What to do:
Count how many lines in this material contain "عليها". The answer is that number alone.

== Records to process ==

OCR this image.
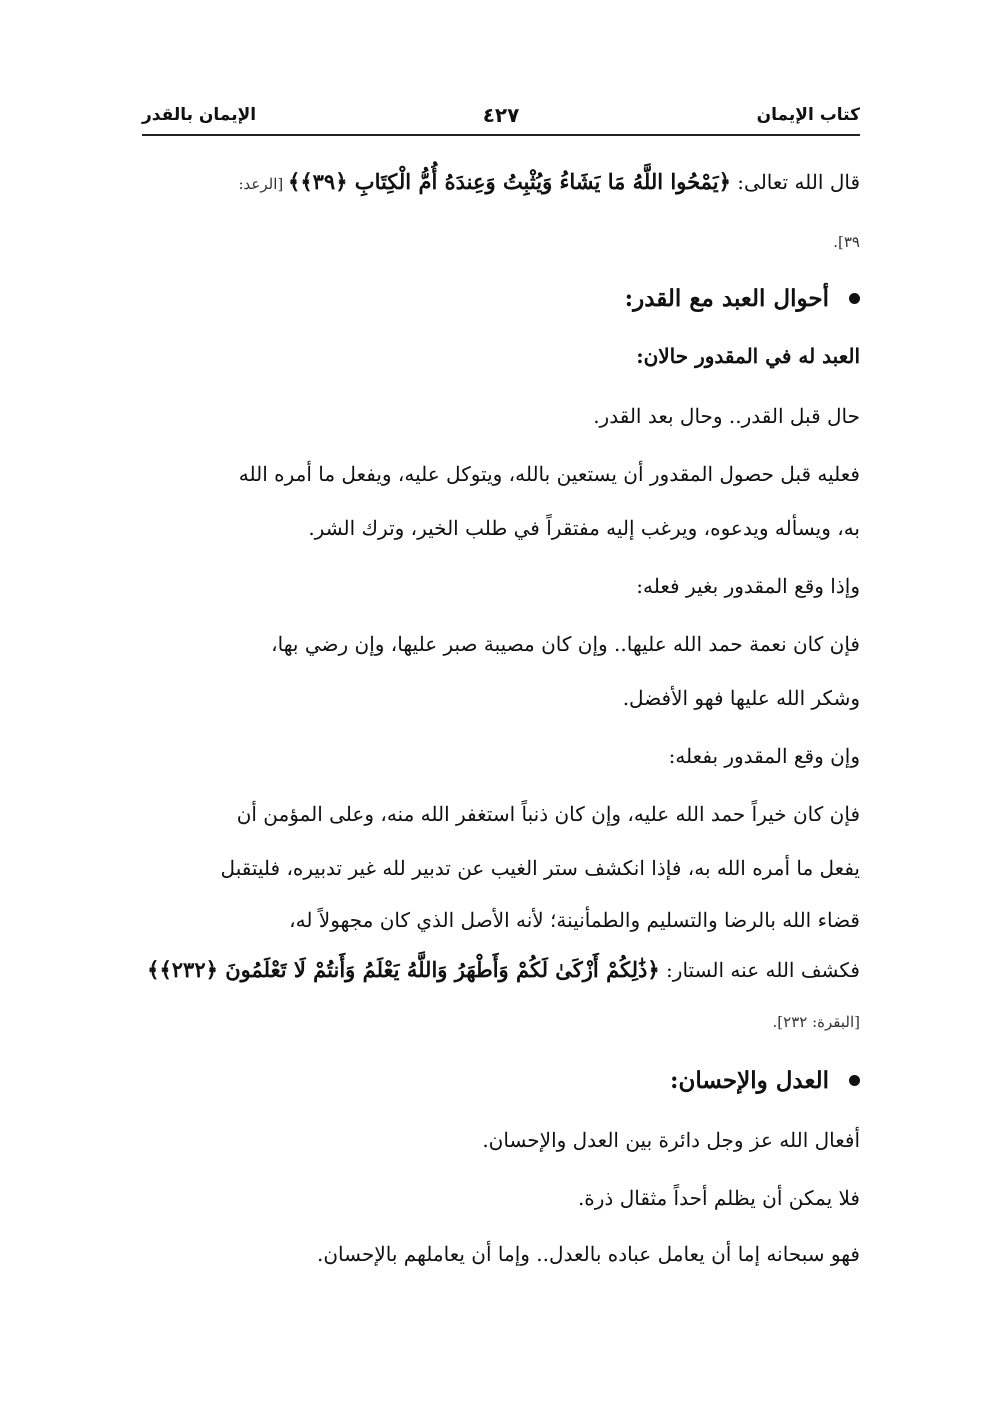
كتاب الإيمان
٤٢٧
الإيمان بالقدر
قال الله تعالى: ﴿يَمْحُوا اللَّهُ مَا يَشَاءُ وَيُثْبِتُ وَعِندَهُ أُمُّ الْكِتَابِ ﴿٣٩﴾﴾ [الرعد:
٣٩].
أحوال العبد مع القدر:
العبد له في المقدور حالان:
حال قبل القدر.. وحال بعد القدر.
فعليه قبل حصول المقدور أن يستعين بالله، ويتوكل عليه، ويفعل ما أمره الله
به، ويسأله ويدعوه، ويرغب إليه مفتقراً في طلب الخير، وترك الشر.
وإذا وقع المقدور بغير فعله:
فإن كان نعمة حمد الله عليها.. وإن كان مصيبة صبر عليها، وإن رضي بها،
وشكر الله عليها فهو الأفضل.
وإن وقع المقدور بفعله:
فإن كان خيراً حمد الله عليه، وإن كان ذنباً استغفر الله منه، وعلى المؤمن أن
يفعل ما أمره الله به، فإذا انكشف ستر الغيب عن تدبير لله غير تدبيره، فليتقبل
قضاء الله بالرضا والتسليم والطمأنينة؛ لأنه الأصل الذي كان مجهولاً له،
فكشف الله عنه الستار: ﴿ذَٰلِكُمْ أَزْكَىٰ لَكُمْ وَأَطْهَرُ وَاللَّهُ يَعْلَمُ وَأَنتُمْ لَا تَعْلَمُونَ ﴿٢٣٢﴾﴾
[البقرة: ٢٣٢].
العدل والإحسان:
أفعال الله عز وجل دائرة بين العدل والإحسان.
فلا يمكن أن يظلم أحداً مثقال ذرة.
فهو سبحانه إما أن يعامل عباده بالعدل.. وإما أن يعاملهم بالإحسان.
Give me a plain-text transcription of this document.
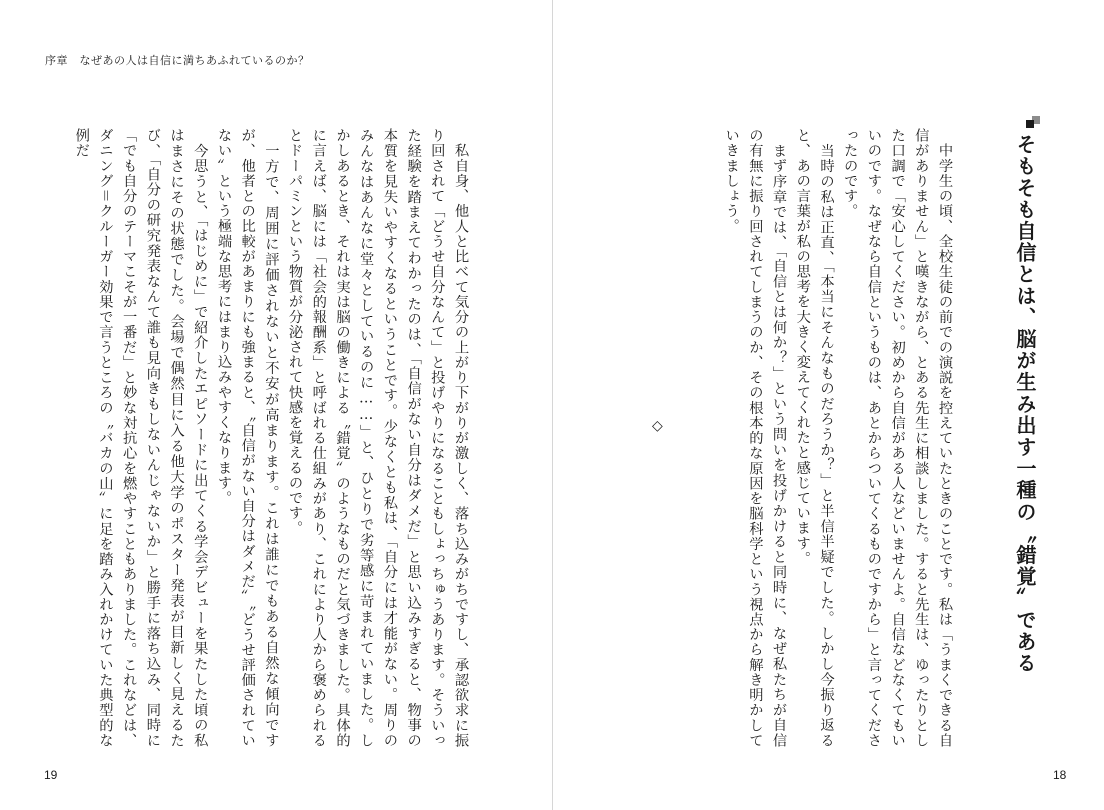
序章　なぜあの人は自信に満ちあふれているのか？

　私自身、他人と比べて気分の上がり下がりが激しく、落ち込みがちですし、承認欲求に振り回されて「どうせ自分なんて」と投げやりになることもしょっちゅうあります。そういった経験を踏まえてわかったのは、「自信がない自分はダメだ」と思い込みすぎると、物事の本質を見失いやすくなるということです。少なくとも私は、「自分には才能がない。周りのみんなはあんなに堂々としているのに……」と、ひとりで劣等感に苛まれていました。しかしあるとき、それは実は脳の働きによる〝錯覚〟のようなものだと気づきました。具体的に言えば、脳には「社会的報酬系」と呼ばれる仕組みがあり、これにより人から褒められるとドーパミンという物質が分泌されて快感を覚えるのです。

　一方で、周囲に評価されないと不安が高まります。これは誰にでもある自然な傾向ですが、他者との比較があまりにも強まると、〝自信がない自分はダメだ〟〝どうせ評価されていない〟という極端な思考にはまり込みやすくなります。

　今思うと、「はじめに」で紹介したエピソードに出てくる学会デビューを果たした頃の私はまさにその状態でした。会場で偶然目に入る他大学のポスター発表が目新しく見えるたび、「自分の研究発表なんて誰も見向きもしないんじゃないか」と勝手に落ち込み、同時に「でも自分のテーマこそが一番だ」と妙な対抗心を燃やすこともありました。これなどは、ダニング＝クルーガー効果で言うところの〝バカの山〟に足を踏み入れかけていた典型的な例だ

19
そもそも自信とは、脳が生み出す一種の〝錯覚〟である

　中学生の頃、全校生徒の前での演説を控えていたときのことです。私は「うまくできる自信がありません」と嘆きながら、とある先生に相談しました。すると先生は、ゆったりとした口調で「安心してください。初めから自信がある人などいませんよ。自信などなくてもいいのです。なぜなら自信というものは、あとからついてくるものですから」と言ってくださったのです。

　当時の私は正直、「本当にそんなものだろうか？」と半信半疑でした。しかし今振り返ると、あの言葉が私の思考を大きく変えてくれたと感じています。

　まず序章では、「自信とは何か？」という問いを投げかけると同時に、なぜ私たちが自信の有無に振り回されてしまうのか、その根本的な原因を脳科学という視点から解き明かしていきましょう。

18
◇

===

Response to this exercise:
2